**Problem description**
Show every line containing "shoes" by copying it.

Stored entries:
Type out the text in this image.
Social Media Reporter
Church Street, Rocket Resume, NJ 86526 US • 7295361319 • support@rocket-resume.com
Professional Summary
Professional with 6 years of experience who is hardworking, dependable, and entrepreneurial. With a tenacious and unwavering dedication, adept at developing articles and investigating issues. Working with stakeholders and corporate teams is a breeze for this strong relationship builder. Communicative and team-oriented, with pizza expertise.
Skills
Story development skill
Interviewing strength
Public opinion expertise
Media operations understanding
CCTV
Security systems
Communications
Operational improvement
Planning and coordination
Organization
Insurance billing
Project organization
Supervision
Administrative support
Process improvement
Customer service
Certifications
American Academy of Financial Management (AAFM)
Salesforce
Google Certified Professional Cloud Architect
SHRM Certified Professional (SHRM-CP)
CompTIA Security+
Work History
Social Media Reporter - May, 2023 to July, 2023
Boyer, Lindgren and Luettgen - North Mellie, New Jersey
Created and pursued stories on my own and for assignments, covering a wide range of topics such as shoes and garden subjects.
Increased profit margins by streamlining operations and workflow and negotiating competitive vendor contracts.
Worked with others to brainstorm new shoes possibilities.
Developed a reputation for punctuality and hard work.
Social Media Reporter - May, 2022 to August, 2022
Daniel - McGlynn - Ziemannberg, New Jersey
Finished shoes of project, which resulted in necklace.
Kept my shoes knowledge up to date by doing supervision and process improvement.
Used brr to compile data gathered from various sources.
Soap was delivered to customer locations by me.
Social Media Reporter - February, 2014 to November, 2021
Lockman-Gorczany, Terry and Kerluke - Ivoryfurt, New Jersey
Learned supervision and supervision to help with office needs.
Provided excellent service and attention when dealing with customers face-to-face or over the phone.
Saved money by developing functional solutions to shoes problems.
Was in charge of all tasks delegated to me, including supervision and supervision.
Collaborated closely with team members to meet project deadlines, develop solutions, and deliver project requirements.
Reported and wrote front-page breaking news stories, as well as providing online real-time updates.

**Expected output**
Created and pursued stories on my own and for assignments, covering a wide range of topics such as shoes and garden subjects.
Worked with others to brainstorm new shoes possibilities.
Finished shoes of project, which resulted in necklace.
Kept my shoes knowledge up to date by doing supervision and process improvement.
Saved money by developing functional solutions to shoes problems.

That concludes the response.